(Extracts from a graphics dataset)

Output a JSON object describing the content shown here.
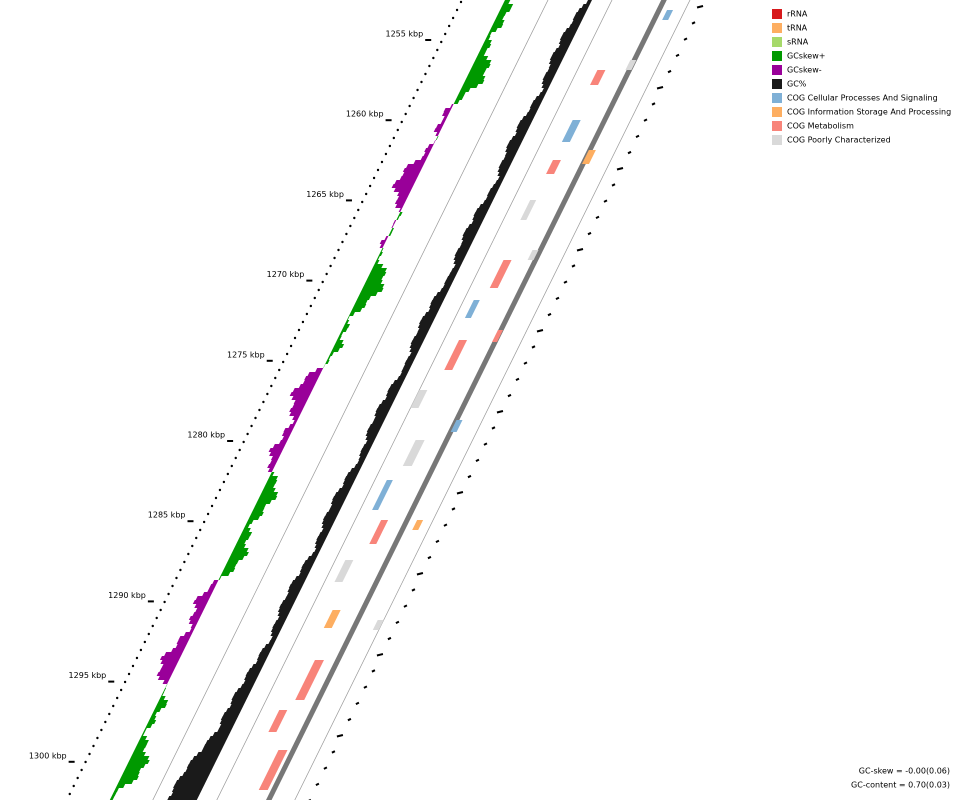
{
  "ruler": {
    "labels": [
      "1255 kbp",
      "1260 kbp",
      "1265 kbp",
      "1270 kbp",
      "1275 kbp",
      "1280 kbp",
      "1285 kbp",
      "1290 kbp",
      "1295 kbp",
      "1300 kbp"
    ]
  },
  "legend": {
    "items": [
      {
        "label": "rRNA",
        "color": "#d7191c"
      },
      {
        "label": "tRNA",
        "color": "#fdae61"
      },
      {
        "label": "sRNA",
        "color": "#a6d96a"
      },
      {
        "label": "GCskew+",
        "color": "#009900"
      },
      {
        "label": "GCskew-",
        "color": "#990099"
      },
      {
        "label": "GC%",
        "color": "#1a1a1a"
      },
      {
        "label": "COG Cellular Processes And Signaling",
        "color": "#7fb0d6"
      },
      {
        "label": "COG Information Storage And Processing",
        "color": "#fdae61"
      },
      {
        "label": "COG Metabolism",
        "color": "#f8847a"
      },
      {
        "label": "COG Poorly Characterized",
        "color": "#d9d9d9"
      }
    ]
  },
  "stats": [
    "GC-skew = -0.00(0.06)",
    "GC-content = 0.70(0.03)"
  ]
}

## WRITTEN INSTRUCTION
Tally the lines of the listing that include "content". Reply with nothing but the count.

## FINAL RESULT
2